YOUR TASK. All of the entries need to be written out again, exactly as they are.

INFORMATION SUPPLIED.
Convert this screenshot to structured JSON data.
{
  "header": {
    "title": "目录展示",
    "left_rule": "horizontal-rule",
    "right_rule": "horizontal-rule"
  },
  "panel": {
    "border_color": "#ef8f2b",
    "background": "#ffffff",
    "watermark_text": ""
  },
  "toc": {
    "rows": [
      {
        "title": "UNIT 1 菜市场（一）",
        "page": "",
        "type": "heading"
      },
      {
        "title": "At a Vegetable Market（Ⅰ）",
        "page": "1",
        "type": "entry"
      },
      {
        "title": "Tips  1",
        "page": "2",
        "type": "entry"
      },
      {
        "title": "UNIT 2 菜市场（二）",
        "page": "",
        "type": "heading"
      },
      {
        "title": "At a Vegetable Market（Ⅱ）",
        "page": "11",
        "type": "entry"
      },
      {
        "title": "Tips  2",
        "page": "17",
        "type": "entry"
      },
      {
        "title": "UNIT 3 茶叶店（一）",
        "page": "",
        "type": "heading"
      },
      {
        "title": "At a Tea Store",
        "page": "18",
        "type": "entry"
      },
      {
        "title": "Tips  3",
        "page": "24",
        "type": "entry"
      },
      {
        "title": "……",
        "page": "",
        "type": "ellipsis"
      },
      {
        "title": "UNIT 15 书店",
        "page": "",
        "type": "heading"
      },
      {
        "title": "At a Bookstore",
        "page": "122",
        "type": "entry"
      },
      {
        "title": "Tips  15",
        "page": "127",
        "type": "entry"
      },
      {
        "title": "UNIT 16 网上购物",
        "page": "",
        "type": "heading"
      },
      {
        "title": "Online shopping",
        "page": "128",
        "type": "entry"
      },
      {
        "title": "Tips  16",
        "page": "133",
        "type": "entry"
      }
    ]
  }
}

TASK ANSWER.
Convert this screenshot to structured JSON data.
{
  "header": {
    "title": "目录展示",
    "left_rule": "horizontal-rule",
    "right_rule": "horizontal-rule"
  },
  "panel": {
    "border_color": "#ef8f2b",
    "background": "#ffffff",
    "watermark_text": ""
  },
  "toc": {
    "rows": [
      {
        "title": "UNIT 1 菜市场（一）",
        "page": "",
        "type": "heading"
      },
      {
        "title": "At a Vegetable Market（Ⅰ）",
        "page": "1",
        "type": "entry"
      },
      {
        "title": "Tips  1",
        "page": "2",
        "type": "entry"
      },
      {
        "title": "UNIT 2 菜市场（二）",
        "page": "",
        "type": "heading"
      },
      {
        "title": "At a Vegetable Market（Ⅱ）",
        "page": "11",
        "type": "entry"
      },
      {
        "title": "Tips  2",
        "page": "17",
        "type": "entry"
      },
      {
        "title": "UNIT 3 茶叶店（一）",
        "page": "",
        "type": "heading"
      },
      {
        "title": "At a Tea Store",
        "page": "18",
        "type": "entry"
      },
      {
        "title": "Tips  3",
        "page": "24",
        "type": "entry"
      },
      {
        "title": "……",
        "page": "",
        "type": "ellipsis"
      },
      {
        "title": "UNIT 15 书店",
        "page": "",
        "type": "heading"
      },
      {
        "title": "At a Bookstore",
        "page": "122",
        "type": "entry"
      },
      {
        "title": "Tips  15",
        "page": "127",
        "type": "entry"
      },
      {
        "title": "UNIT 16 网上购物",
        "page": "",
        "type": "heading"
      },
      {
        "title": "Online shopping",
        "page": "128",
        "type": "entry"
      },
      {
        "title": "Tips  16",
        "page": "133",
        "type": "entry"
      }
    ]
  }
}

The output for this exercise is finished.